Extract all lines that hold the string "sausage".

-.-.-

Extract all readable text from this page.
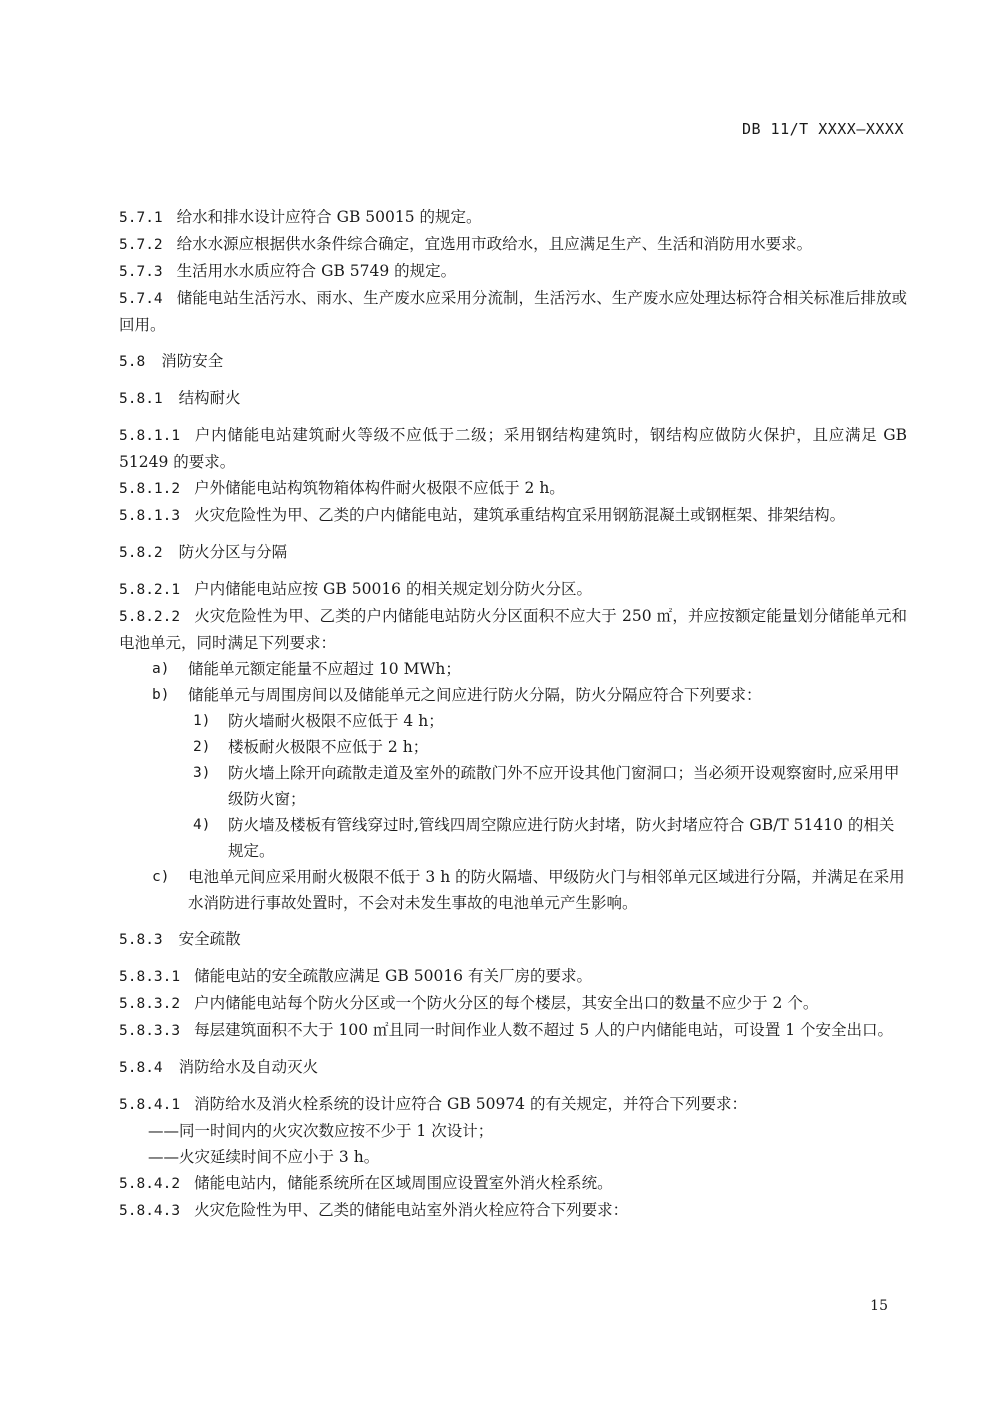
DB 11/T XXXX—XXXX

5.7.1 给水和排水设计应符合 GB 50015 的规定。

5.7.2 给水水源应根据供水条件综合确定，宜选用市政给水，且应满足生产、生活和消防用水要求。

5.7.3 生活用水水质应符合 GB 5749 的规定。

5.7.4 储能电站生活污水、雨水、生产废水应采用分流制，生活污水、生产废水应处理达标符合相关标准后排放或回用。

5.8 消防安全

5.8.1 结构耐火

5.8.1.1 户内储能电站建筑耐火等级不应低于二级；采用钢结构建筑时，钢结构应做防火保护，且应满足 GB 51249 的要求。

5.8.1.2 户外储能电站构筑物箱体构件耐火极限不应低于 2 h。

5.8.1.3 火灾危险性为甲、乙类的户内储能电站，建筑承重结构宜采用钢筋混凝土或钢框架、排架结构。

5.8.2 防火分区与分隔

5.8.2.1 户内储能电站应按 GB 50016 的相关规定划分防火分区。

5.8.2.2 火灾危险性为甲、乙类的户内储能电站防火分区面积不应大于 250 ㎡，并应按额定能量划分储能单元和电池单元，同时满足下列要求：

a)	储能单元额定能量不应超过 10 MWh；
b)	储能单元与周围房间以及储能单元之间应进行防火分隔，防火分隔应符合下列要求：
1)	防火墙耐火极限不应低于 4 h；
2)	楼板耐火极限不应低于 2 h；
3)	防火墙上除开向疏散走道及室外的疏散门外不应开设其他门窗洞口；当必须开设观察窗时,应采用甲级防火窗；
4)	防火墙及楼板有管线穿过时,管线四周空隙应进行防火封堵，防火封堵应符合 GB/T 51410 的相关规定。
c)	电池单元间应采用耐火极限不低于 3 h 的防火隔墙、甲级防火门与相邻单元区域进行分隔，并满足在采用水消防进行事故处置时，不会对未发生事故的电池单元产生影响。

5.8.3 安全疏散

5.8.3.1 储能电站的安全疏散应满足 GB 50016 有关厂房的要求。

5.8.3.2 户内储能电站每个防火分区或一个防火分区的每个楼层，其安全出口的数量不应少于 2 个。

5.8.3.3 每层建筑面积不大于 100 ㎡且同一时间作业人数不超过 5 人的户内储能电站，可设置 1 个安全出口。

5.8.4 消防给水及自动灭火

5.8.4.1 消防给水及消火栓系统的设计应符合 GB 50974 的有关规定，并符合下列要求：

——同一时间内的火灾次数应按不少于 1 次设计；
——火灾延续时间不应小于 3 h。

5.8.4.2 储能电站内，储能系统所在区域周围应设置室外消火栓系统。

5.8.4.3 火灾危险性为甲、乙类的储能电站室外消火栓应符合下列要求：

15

-.-.-

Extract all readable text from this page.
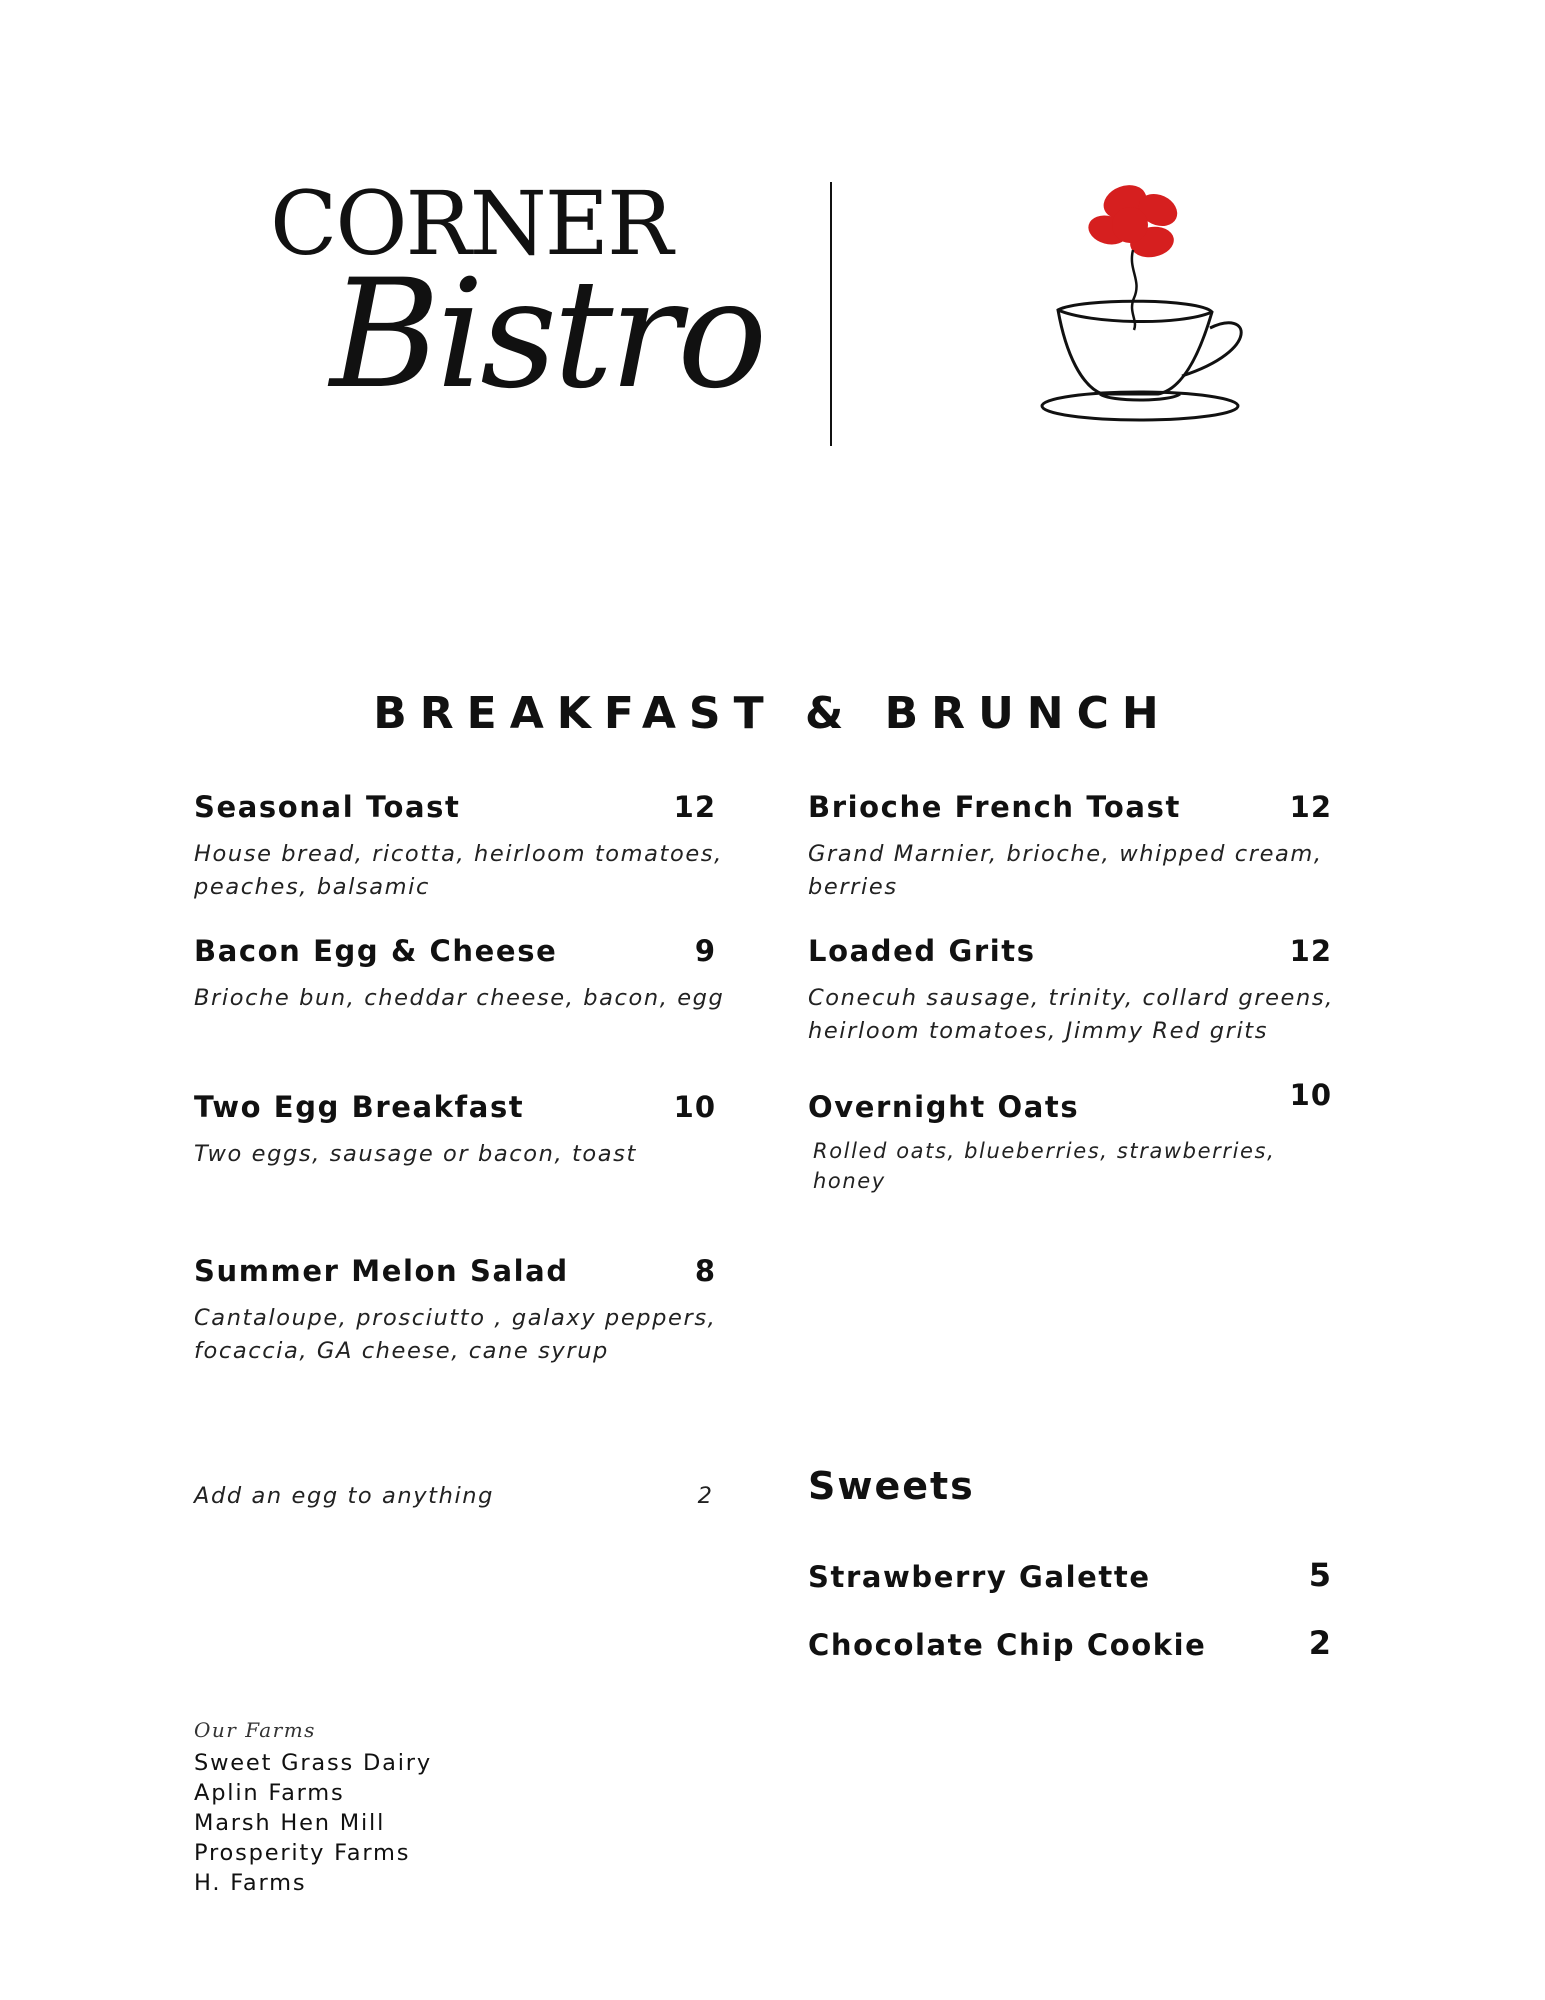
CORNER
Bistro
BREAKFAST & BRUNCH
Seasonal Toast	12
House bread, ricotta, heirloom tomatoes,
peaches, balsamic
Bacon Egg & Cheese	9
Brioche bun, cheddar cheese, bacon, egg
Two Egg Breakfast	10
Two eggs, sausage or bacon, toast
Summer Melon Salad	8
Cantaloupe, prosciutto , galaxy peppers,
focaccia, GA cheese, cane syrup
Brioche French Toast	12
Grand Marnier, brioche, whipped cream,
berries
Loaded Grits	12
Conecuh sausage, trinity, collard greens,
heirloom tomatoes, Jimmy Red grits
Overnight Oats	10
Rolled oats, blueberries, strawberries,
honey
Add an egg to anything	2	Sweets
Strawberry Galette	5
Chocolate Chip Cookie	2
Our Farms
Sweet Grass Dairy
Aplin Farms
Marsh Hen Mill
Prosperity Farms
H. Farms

-.-.-

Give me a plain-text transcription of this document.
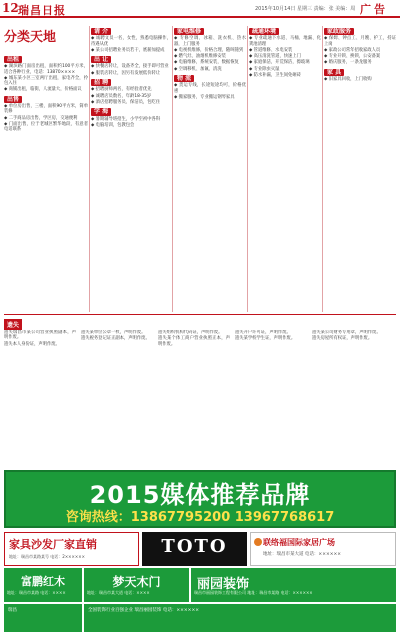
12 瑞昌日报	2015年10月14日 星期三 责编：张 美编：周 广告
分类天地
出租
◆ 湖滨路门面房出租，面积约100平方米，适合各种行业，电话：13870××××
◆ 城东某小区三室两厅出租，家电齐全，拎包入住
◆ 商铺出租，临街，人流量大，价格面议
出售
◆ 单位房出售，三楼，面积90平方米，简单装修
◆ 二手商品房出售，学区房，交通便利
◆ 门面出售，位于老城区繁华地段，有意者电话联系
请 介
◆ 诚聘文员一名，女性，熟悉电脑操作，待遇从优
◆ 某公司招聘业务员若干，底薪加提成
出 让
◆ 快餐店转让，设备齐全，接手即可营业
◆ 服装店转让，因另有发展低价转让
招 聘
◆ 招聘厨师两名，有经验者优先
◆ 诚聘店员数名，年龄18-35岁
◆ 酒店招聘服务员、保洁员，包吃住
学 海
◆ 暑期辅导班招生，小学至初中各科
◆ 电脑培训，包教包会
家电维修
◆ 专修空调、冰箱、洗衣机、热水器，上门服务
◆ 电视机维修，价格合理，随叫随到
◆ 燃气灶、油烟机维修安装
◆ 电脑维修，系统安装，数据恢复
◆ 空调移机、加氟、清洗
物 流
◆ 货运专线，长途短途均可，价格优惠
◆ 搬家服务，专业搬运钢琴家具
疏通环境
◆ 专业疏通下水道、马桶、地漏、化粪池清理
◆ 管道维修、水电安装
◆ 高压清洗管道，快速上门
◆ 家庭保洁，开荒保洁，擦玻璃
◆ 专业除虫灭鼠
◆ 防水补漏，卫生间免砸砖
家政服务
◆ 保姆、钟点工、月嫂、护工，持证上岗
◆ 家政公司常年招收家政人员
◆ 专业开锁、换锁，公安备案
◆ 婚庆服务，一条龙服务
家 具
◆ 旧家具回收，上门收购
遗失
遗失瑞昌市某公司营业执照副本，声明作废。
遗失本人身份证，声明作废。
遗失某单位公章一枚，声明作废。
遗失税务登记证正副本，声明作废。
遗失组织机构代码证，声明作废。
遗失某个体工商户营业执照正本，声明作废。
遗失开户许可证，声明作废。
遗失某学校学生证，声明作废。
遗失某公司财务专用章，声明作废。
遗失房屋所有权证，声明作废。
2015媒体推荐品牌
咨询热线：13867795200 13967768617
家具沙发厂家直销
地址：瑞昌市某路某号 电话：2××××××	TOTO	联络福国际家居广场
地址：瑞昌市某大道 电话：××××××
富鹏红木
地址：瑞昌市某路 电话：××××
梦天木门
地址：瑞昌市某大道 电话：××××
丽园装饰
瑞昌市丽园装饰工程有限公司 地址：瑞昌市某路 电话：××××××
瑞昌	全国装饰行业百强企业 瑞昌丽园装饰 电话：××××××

-.-.-

**Full output:**
Two eggs, sausage or bacon, toast
Conecuh sausage, trinity, collard greens,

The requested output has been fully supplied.